▶ **Task directions**: Compute the number of lines that include the string "blanche", then output that number and nothing else.

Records

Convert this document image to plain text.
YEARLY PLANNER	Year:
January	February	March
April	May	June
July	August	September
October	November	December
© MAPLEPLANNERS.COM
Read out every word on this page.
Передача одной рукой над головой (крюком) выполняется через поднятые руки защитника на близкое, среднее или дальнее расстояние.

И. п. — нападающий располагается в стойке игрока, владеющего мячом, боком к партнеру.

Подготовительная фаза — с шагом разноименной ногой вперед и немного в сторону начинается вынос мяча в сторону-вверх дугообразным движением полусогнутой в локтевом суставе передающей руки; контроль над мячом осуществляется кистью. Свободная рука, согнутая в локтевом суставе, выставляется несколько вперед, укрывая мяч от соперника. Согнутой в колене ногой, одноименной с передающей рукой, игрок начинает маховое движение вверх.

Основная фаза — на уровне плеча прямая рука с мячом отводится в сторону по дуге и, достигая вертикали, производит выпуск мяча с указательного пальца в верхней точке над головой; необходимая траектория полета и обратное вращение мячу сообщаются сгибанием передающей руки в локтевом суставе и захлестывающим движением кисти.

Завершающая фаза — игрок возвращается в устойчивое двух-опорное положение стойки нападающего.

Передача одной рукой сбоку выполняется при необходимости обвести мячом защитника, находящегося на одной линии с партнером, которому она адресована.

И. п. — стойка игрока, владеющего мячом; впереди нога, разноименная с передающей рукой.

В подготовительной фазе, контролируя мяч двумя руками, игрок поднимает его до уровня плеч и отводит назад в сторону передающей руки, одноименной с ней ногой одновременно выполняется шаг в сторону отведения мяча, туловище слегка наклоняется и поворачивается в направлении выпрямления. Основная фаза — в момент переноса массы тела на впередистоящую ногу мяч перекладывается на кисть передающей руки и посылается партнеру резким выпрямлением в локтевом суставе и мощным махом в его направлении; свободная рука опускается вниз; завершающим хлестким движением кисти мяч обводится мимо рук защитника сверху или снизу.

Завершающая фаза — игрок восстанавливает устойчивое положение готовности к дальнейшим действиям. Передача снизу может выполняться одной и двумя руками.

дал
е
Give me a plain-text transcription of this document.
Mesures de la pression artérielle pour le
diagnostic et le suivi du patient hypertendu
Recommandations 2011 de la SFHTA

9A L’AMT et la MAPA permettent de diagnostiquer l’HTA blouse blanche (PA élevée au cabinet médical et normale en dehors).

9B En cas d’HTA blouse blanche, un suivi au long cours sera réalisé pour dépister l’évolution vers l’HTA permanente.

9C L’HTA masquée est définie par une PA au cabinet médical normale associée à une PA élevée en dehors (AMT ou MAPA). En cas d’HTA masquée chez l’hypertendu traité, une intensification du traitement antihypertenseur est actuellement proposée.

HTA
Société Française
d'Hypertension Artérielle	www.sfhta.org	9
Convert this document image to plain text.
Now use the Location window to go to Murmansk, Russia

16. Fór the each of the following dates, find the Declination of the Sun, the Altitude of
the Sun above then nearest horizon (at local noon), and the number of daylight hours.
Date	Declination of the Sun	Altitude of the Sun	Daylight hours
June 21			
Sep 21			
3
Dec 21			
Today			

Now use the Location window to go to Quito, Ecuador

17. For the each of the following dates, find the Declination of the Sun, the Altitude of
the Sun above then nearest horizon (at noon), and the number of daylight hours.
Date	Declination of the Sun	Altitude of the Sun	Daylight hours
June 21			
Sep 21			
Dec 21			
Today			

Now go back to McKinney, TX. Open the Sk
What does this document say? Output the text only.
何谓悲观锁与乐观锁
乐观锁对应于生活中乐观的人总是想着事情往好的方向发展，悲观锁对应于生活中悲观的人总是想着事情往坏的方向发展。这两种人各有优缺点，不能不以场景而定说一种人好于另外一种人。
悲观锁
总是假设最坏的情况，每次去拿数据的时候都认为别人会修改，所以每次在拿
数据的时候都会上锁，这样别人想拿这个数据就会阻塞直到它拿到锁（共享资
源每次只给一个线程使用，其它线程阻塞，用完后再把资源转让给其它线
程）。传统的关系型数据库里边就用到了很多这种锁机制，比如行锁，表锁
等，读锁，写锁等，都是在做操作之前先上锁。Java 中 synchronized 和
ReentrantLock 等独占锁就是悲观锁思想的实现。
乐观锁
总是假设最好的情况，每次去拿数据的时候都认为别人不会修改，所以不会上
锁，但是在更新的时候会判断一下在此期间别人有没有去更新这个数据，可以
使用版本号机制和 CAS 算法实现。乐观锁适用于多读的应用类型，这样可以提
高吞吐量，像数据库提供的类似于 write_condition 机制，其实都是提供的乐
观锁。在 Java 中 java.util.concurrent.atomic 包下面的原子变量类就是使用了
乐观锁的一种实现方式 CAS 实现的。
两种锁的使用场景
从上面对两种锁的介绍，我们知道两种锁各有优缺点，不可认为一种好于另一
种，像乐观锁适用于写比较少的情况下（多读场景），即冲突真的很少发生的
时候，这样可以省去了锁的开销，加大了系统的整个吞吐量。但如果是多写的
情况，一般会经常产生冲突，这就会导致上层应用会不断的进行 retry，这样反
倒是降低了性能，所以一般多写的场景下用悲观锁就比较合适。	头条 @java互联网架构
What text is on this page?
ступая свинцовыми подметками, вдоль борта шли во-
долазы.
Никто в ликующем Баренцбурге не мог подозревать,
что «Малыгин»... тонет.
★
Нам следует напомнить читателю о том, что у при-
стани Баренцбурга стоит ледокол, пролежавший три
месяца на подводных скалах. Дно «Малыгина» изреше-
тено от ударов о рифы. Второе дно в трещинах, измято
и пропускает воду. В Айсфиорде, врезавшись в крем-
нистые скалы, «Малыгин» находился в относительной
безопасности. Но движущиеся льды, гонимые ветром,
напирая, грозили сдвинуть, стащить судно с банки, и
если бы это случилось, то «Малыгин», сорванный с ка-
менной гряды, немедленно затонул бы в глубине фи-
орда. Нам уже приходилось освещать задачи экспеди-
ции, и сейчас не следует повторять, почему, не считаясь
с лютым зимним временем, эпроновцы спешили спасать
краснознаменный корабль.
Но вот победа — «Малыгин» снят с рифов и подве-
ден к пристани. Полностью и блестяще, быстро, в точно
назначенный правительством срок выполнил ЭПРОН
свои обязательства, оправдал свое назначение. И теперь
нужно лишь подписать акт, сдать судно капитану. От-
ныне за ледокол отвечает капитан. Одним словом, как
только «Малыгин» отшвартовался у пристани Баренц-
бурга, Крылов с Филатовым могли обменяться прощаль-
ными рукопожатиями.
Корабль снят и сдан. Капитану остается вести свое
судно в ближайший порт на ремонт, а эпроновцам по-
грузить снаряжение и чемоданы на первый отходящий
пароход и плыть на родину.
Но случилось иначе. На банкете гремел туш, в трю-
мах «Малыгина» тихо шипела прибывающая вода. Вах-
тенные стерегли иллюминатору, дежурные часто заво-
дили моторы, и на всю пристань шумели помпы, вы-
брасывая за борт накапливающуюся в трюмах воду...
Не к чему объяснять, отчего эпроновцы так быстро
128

▶ **Full answer**: 2